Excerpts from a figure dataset
--------
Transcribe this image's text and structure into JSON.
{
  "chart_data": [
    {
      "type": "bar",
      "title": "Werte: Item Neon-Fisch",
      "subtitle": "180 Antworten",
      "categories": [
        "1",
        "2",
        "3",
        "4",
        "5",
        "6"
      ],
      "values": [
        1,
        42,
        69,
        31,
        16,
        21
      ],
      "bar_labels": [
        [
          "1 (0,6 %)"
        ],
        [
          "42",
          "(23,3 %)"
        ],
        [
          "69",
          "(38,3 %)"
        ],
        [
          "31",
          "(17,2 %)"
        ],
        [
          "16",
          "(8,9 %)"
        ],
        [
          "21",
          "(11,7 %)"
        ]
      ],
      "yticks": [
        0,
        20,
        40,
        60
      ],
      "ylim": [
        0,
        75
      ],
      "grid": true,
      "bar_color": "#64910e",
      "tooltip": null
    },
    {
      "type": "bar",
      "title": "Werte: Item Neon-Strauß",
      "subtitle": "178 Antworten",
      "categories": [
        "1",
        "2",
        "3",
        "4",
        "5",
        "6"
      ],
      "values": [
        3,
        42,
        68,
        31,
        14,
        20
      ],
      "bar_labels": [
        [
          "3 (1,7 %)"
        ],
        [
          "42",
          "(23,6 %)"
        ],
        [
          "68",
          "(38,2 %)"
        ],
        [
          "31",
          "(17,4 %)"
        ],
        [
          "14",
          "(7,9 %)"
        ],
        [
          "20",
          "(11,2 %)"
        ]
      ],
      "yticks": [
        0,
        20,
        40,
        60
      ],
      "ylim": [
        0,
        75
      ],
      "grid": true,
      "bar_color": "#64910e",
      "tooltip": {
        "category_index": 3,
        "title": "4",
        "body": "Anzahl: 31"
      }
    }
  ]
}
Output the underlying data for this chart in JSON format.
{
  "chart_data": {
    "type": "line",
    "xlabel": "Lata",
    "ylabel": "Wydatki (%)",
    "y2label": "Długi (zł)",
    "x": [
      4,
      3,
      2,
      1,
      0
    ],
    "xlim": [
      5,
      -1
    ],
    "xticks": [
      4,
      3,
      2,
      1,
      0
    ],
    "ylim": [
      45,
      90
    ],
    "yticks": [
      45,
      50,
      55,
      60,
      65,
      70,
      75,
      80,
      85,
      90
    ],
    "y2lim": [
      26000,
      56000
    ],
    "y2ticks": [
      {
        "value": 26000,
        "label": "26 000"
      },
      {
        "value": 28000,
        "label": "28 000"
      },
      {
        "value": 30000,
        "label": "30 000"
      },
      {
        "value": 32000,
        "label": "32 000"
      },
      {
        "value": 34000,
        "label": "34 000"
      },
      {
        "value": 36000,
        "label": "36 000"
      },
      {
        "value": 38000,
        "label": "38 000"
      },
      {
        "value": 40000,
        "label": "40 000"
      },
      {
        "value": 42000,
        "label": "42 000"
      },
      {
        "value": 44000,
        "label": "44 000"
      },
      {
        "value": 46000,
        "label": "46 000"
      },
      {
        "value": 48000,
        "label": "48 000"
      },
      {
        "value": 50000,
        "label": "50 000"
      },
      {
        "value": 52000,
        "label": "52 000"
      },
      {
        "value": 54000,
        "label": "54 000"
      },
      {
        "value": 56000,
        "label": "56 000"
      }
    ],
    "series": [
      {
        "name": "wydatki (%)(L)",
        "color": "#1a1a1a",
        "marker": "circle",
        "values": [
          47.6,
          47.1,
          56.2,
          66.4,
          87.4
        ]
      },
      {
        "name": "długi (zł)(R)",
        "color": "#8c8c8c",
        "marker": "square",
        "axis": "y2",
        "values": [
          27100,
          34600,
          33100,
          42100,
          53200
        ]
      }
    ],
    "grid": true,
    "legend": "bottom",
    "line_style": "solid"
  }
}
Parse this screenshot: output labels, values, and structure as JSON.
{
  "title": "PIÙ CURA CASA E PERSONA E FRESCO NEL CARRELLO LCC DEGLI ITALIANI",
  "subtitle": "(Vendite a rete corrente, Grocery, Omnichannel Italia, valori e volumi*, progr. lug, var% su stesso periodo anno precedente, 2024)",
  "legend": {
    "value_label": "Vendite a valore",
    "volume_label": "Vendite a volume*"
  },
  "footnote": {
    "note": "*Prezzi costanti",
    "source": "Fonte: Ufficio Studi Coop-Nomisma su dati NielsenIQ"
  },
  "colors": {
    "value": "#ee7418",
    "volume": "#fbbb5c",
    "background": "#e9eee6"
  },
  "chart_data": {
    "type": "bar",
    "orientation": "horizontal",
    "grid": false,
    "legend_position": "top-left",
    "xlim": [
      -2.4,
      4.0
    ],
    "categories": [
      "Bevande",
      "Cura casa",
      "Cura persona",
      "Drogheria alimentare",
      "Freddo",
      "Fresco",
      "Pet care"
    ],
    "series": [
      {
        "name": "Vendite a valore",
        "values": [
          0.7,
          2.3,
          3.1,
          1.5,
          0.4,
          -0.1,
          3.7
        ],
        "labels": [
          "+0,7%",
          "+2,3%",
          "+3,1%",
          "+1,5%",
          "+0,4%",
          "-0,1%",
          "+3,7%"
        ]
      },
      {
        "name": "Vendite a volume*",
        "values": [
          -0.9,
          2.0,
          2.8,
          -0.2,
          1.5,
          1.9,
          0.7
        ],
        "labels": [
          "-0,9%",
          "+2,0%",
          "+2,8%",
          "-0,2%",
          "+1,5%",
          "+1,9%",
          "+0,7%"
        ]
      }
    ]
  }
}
--------
** What you should do **
Write out the whole listing again. Match it word for word.

** Solution to the problem **
Transcribe this image's text and structure into JSON.
{
  "chart_data": [
    {
      "type": "bar",
      "title": "Werte: Item Neon-Fisch",
      "subtitle": "180 Antworten",
      "categories": [
        "1",
        "2",
        "3",
        "4",
        "5",
        "6"
      ],
      "values": [
        1,
        42,
        69,
        31,
        16,
        21
      ],
      "bar_labels": [
        [
          "1 (0,6 %)"
        ],
        [
          "42",
          "(23,3 %)"
        ],
        [
          "69",
          "(38,3 %)"
        ],
        [
          "31",
          "(17,2 %)"
        ],
        [
          "16",
          "(8,9 %)"
        ],
        [
          "21",
          "(11,7 %)"
        ]
      ],
      "yticks": [
        0,
        20,
        40,
        60
      ],
      "ylim": [
        0,
        75
      ],
      "grid": true,
      "bar_color": "#64910e",
      "tooltip": null
    },
    {
      "type": "bar",
      "title": "Werte: Item Neon-Strauß",
      "subtitle": "178 Antworten",
      "categories": [
        "1",
        "2",
        "3",
        "4",
        "5",
        "6"
      ],
      "values": [
        3,
        42,
        68,
        31,
        14,
        20
      ],
      "bar_labels": [
        [
          "3 (1,7 %)"
        ],
        [
          "42",
          "(23,6 %)"
        ],
        [
          "68",
          "(38,2 %)"
        ],
        [
          "31",
          "(17,4 %)"
        ],
        [
          "14",
          "(7,9 %)"
        ],
        [
          "20",
          "(11,2 %)"
        ]
      ],
      "yticks": [
        0,
        20,
        40,
        60
      ],
      "ylim": [
        0,
        75
      ],
      "grid": true,
      "bar_color": "#64910e",
      "tooltip": {
        "category_index": 3,
        "title": "4",
        "body": "Anzahl: 31"
      }
    }
  ]
}
Output the underlying data for this chart in JSON format.
{
  "chart_data": {
    "type": "line",
    "xlabel": "Lata",
    "ylabel": "Wydatki (%)",
    "y2label": "Długi (zł)",
    "x": [
      4,
      3,
      2,
      1,
      0
    ],
    "xlim": [
      5,
      -1
    ],
    "xticks": [
      4,
      3,
      2,
      1,
      0
    ],
    "ylim": [
      45,
      90
    ],
    "yticks": [
      45,
      50,
      55,
      60,
      65,
      70,
      75,
      80,
      85,
      90
    ],
    "y2lim": [
      26000,
      56000
    ],
    "y2ticks": [
      {
        "value": 26000,
        "label": "26 000"
      },
      {
        "value": 28000,
        "label": "28 000"
      },
      {
        "value": 30000,
        "label": "30 000"
      },
      {
        "value": 32000,
        "label": "32 000"
      },
      {
        "value": 34000,
        "label": "34 000"
      },
      {
        "value": 36000,
        "label": "36 000"
      },
      {
        "value": 38000,
        "label": "38 000"
      },
      {
        "value": 40000,
        "label": "40 000"
      },
      {
        "value": 42000,
        "label": "42 000"
      },
      {
        "value": 44000,
        "label": "44 000"
      },
      {
        "value": 46000,
        "label": "46 000"
      },
      {
        "value": 48000,
        "label": "48 000"
      },
      {
        "value": 50000,
        "label": "50 000"
      },
      {
        "value": 52000,
        "label": "52 000"
      },
      {
        "value": 54000,
        "label": "54 000"
      },
      {
        "value": 56000,
        "label": "56 000"
      }
    ],
    "series": [
      {
        "name": "wydatki (%)(L)",
        "color": "#1a1a1a",
        "marker": "circle",
        "values": [
          47.6,
          47.1,
          56.2,
          66.4,
          87.4
        ]
      },
      {
        "name": "długi (zł)(R)",
        "color": "#8c8c8c",
        "marker": "square",
        "axis": "y2",
        "values": [
          27100,
          34600,
          33100,
          42100,
          53200
        ]
      }
    ],
    "grid": true,
    "legend": "bottom",
    "line_style": "solid"
  }
}
Parse this screenshot: output labels, values, and structure as JSON.
{
  "title": "PIÙ CURA CASA E PERSONA E FRESCO NEL CARRELLO LCC DEGLI ITALIANI",
  "subtitle": "(Vendite a rete corrente, Grocery, Omnichannel Italia, valori e volumi*, progr. lug, var% su stesso periodo anno precedente, 2024)",
  "legend": {
    "value_label": "Vendite a valore",
    "volume_label": "Vendite a volume*"
  },
  "footnote": {
    "note": "*Prezzi costanti",
    "source": "Fonte: Ufficio Studi Coop-Nomisma su dati NielsenIQ"
  },
  "colors": {
    "value": "#ee7418",
    "volume": "#fbbb5c",
    "background": "#e9eee6"
  },
  "chart_data": {
    "type": "bar",
    "orientation": "horizontal",
    "grid": false,
    "legend_position": "top-left",
    "xlim": [
      -2.4,
      4.0
    ],
    "categories": [
      "Bevande",
      "Cura casa",
      "Cura persona",
      "Drogheria alimentare",
      "Freddo",
      "Fresco",
      "Pet care"
    ],
    "series": [
      {
        "name": "Vendite a valore",
        "values": [
          0.7,
          2.3,
          3.1,
          1.5,
          0.4,
          -0.1,
          3.7
        ],
        "labels": [
          "+0,7%",
          "+2,3%",
          "+3,1%",
          "+1,5%",
          "+0,4%",
          "-0,1%",
          "+3,7%"
        ]
      },
      {
        "name": "Vendite a volume*",
        "values": [
          -0.9,
          2.0,
          2.8,
          -0.2,
          1.5,
          1.9,
          0.7
        ],
        "labels": [
          "-0,9%",
          "+2,0%",
          "+2,8%",
          "-0,2%",
          "+1,5%",
          "+1,9%",
          "+0,7%"
        ]
      }
    ]
  }
}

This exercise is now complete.